Aim of the task:
Repeat the following rows exactly, keeping every line unchanged.

Layout element entries:
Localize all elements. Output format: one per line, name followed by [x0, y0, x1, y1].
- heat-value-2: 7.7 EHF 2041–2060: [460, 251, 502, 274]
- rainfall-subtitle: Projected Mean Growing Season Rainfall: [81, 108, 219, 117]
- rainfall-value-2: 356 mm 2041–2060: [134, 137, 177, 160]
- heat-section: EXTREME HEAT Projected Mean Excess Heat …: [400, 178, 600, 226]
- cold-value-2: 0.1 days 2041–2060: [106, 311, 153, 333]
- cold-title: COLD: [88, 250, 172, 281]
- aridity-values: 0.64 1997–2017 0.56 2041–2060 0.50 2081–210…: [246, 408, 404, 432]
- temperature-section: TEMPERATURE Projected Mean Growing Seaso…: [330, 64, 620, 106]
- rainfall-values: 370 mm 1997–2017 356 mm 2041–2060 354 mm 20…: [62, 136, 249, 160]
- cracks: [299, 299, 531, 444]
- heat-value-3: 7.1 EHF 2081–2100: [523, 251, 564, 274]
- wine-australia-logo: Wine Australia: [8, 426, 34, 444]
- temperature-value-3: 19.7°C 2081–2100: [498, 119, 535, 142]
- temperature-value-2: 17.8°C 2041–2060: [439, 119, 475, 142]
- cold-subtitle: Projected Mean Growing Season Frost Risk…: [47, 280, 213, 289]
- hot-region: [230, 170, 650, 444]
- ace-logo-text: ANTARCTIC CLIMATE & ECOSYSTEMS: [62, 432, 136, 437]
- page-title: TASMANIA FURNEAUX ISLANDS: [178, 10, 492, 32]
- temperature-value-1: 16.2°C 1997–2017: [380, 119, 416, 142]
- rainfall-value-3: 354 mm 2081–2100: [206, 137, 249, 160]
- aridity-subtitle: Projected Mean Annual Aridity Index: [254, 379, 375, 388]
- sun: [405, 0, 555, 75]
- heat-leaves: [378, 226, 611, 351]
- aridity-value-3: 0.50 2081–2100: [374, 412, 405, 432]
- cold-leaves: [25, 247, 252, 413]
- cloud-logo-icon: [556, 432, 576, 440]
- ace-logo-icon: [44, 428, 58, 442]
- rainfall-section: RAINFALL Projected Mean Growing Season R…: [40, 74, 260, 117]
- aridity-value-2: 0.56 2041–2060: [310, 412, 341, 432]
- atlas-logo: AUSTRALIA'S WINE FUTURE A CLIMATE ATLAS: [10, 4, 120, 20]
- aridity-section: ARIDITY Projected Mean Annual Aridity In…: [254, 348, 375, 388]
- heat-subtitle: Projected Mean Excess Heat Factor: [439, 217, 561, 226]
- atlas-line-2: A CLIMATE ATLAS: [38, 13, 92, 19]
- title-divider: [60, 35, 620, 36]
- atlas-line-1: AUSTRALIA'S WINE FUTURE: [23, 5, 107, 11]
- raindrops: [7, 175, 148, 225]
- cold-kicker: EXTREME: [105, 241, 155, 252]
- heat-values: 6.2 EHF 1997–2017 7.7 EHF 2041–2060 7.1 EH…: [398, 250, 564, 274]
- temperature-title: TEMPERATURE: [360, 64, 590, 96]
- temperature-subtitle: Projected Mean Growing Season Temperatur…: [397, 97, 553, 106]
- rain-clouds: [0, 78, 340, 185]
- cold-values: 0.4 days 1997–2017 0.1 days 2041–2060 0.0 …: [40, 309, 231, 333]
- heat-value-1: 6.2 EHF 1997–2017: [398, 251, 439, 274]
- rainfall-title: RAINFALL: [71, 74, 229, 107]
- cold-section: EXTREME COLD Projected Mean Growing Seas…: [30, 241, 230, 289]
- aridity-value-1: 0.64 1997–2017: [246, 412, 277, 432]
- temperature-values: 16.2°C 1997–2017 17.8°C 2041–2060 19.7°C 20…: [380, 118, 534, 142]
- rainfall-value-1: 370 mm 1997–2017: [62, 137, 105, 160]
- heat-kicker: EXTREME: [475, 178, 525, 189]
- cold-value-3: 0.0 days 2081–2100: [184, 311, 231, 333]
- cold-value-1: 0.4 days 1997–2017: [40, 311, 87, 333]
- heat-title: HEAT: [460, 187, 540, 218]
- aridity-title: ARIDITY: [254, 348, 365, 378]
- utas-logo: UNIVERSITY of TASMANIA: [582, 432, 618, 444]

Output of the exercise:
Localize all elements. Output format: one per line, name followed by [x0, y0, x1, y1].
- heat-value-2: 7.7 EHF 2041–2060: [460, 251, 502, 274]
- rainfall-subtitle: Projected Mean Growing Season Rainfall: [81, 108, 219, 117]
- rainfall-value-2: 356 mm 2041–2060: [134, 137, 177, 160]
- heat-section: EXTREME HEAT Projected Mean Excess Heat …: [400, 178, 600, 226]
- cold-value-2: 0.1 days 2041–2060: [106, 311, 153, 333]
- cold-title: COLD: [88, 250, 172, 281]
- aridity-values: 0.64 1997–2017 0.56 2041–2060 0.50 2081–210…: [246, 408, 404, 432]
- temperature-section: TEMPERATURE Projected Mean Growing Seaso…: [330, 64, 620, 106]
- rainfall-values: 370 mm 1997–2017 356 mm 2041–2060 354 mm 20…: [62, 136, 249, 160]
- cracks: [299, 299, 531, 444]
- heat-value-3: 7.1 EHF 2081–2100: [523, 251, 564, 274]
- wine-australia-logo: Wine Australia: [8, 426, 34, 444]
- temperature-value-3: 19.7°C 2081–2100: [498, 119, 535, 142]
- temperature-value-2: 17.8°C 2041–2060: [439, 119, 475, 142]
- cold-subtitle: Projected Mean Growing Season Frost Risk…: [47, 280, 213, 289]
- hot-region: [230, 170, 650, 444]
- ace-logo-text: ANTARCTIC CLIMATE & ECOSYSTEMS: [62, 432, 136, 437]
- page-title: TASMANIA FURNEAUX ISLANDS: [178, 10, 492, 32]
- temperature-value-1: 16.2°C 1997–2017: [380, 119, 416, 142]
- rainfall-value-3: 354 mm 2081–2100: [206, 137, 249, 160]
- aridity-subtitle: Projected Mean Annual Aridity Index: [254, 379, 375, 388]
- sun: [405, 0, 555, 75]
- heat-leaves: [378, 226, 611, 351]
- aridity-value-3: 0.50 2081–2100: [374, 412, 405, 432]
- cold-leaves: [25, 247, 252, 413]
- cloud-logo-icon: [556, 432, 576, 440]
- ace-logo-icon: [44, 428, 58, 442]
- rainfall-section: RAINFALL Projected Mean Growing Season R…: [40, 74, 260, 117]
- aridity-value-2: 0.56 2041–2060: [310, 412, 341, 432]
- atlas-logo: AUSTRALIA'S WINE FUTURE A CLIMATE ATLAS: [10, 4, 120, 20]
- aridity-section: ARIDITY Projected Mean Annual Aridity In…: [254, 348, 375, 388]
- heat-subtitle: Projected Mean Excess Heat Factor: [439, 217, 561, 226]
- atlas-line-2: A CLIMATE ATLAS: [38, 13, 92, 19]
- title-divider: [60, 35, 620, 36]
- atlas-line-1: AUSTRALIA'S WINE FUTURE: [23, 5, 107, 11]
- raindrops: [7, 175, 148, 225]
- cold-kicker: EXTREME: [105, 241, 155, 252]
- heat-values: 6.2 EHF 1997–2017 7.7 EHF 2041–2060 7.1 EH…: [398, 250, 564, 274]
- temperature-title: TEMPERATURE: [360, 64, 590, 96]
- temperature-subtitle: Projected Mean Growing Season Temperatur…: [397, 97, 553, 106]
- rain-clouds: [0, 78, 340, 185]
- cold-values: 0.4 days 1997–2017 0.1 days 2041–2060 0.0 …: [40, 309, 231, 333]
- heat-value-1: 6.2 EHF 1997–2017: [398, 251, 439, 274]
- rainfall-title: RAINFALL: [71, 74, 229, 107]
- cold-section: EXTREME COLD Projected Mean Growing Seas…: [30, 241, 230, 289]
- aridity-value-1: 0.64 1997–2017: [246, 412, 277, 432]
- temperature-values: 16.2°C 1997–2017 17.8°C 2041–2060 19.7°C 20…: [380, 118, 534, 142]
- rainfall-value-1: 370 mm 1997–2017: [62, 137, 105, 160]
- heat-kicker: EXTREME: [475, 178, 525, 189]
- cold-value-3: 0.0 days 2081–2100: [184, 311, 231, 333]
- cold-value-1: 0.4 days 1997–2017: [40, 311, 87, 333]
- heat-title: HEAT: [460, 187, 540, 218]
- aridity-title: ARIDITY: [254, 348, 365, 378]
- utas-logo: UNIVERSITY of TASMANIA: [582, 432, 618, 444]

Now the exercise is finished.